**Short problem**
Write out every entry exactly as it stands.

Stored data entries:
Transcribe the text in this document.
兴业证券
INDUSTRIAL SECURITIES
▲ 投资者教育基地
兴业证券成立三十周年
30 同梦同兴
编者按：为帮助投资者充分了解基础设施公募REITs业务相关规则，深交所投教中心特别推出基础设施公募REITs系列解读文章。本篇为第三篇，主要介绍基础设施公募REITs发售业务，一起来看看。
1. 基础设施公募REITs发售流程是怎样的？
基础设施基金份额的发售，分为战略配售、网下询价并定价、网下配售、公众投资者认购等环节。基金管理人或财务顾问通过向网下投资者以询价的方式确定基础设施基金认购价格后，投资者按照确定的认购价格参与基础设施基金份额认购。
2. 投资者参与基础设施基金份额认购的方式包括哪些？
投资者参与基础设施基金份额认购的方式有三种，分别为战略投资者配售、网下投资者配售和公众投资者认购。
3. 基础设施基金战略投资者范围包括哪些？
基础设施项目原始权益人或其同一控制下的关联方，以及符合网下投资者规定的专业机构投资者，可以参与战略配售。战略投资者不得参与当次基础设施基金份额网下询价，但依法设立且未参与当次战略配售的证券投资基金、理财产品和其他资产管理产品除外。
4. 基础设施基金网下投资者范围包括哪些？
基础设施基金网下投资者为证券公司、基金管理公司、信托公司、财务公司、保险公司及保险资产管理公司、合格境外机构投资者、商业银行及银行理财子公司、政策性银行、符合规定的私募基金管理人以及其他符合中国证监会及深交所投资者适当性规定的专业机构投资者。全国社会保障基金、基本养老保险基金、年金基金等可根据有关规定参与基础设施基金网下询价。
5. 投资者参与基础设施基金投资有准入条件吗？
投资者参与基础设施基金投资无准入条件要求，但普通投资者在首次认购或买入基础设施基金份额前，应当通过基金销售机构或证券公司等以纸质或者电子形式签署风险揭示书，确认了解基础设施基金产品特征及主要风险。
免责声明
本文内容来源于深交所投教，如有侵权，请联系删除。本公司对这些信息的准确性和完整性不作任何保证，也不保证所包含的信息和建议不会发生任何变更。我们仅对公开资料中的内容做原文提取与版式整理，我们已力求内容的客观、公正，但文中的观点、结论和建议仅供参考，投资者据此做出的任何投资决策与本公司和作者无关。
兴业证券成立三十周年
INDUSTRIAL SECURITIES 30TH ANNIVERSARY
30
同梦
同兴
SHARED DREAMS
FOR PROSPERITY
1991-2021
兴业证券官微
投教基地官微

**Result**
Transcribe the text in this document.
兴业证券
INDUSTRIAL SECURITIES
▲ 投资者教育基地
兴业证券成立三十周年
30 同梦同兴
编者按：为帮助投资者充分了解基础设施公募REITs业务相关规则，深交所投教中心特别推出基础设施公募REITs系列解读文章。本篇为第三篇，主要介绍基础设施公募REITs发售业务，一起来看看。
1. 基础设施公募REITs发售流程是怎样的？
基础设施基金份额的发售，分为战略配售、网下询价并定价、网下配售、公众投资者认购等环节。基金管理人或财务顾问通过向网下投资者以询价的方式确定基础设施基金认购价格后，投资者按照确定的认购价格参与基础设施基金份额认购。
2. 投资者参与基础设施基金份额认购的方式包括哪些？
投资者参与基础设施基金份额认购的方式有三种，分别为战略投资者配售、网下投资者配售和公众投资者认购。
3. 基础设施基金战略投资者范围包括哪些？
基础设施项目原始权益人或其同一控制下的关联方，以及符合网下投资者规定的专业机构投资者，可以参与战略配售。战略投资者不得参与当次基础设施基金份额网下询价，但依法设立且未参与当次战略配售的证券投资基金、理财产品和其他资产管理产品除外。
4. 基础设施基金网下投资者范围包括哪些？
基础设施基金网下投资者为证券公司、基金管理公司、信托公司、财务公司、保险公司及保险资产管理公司、合格境外机构投资者、商业银行及银行理财子公司、政策性银行、符合规定的私募基金管理人以及其他符合中国证监会及深交所投资者适当性规定的专业机构投资者。全国社会保障基金、基本养老保险基金、年金基金等可根据有关规定参与基础设施基金网下询价。
5. 投资者参与基础设施基金投资有准入条件吗？
投资者参与基础设施基金投资无准入条件要求，但普通投资者在首次认购或买入基础设施基金份额前，应当通过基金销售机构或证券公司等以纸质或者电子形式签署风险揭示书，确认了解基础设施基金产品特征及主要风险。
免责声明
本文内容来源于深交所投教，如有侵权，请联系删除。本公司对这些信息的准确性和完整性不作任何保证，也不保证所包含的信息和建议不会发生任何变更。我们仅对公开资料中的内容做原文提取与版式整理，我们已力求内容的客观、公正，但文中的观点、结论和建议仅供参考，投资者据此做出的任何投资决策与本公司和作者无关。
兴业证券成立三十周年
INDUSTRIAL SECURITIES 30TH ANNIVERSARY
30
同梦
同兴
SHARED DREAMS
FOR PROSPERITY
1991-2021
兴业证券官微
投教基地官微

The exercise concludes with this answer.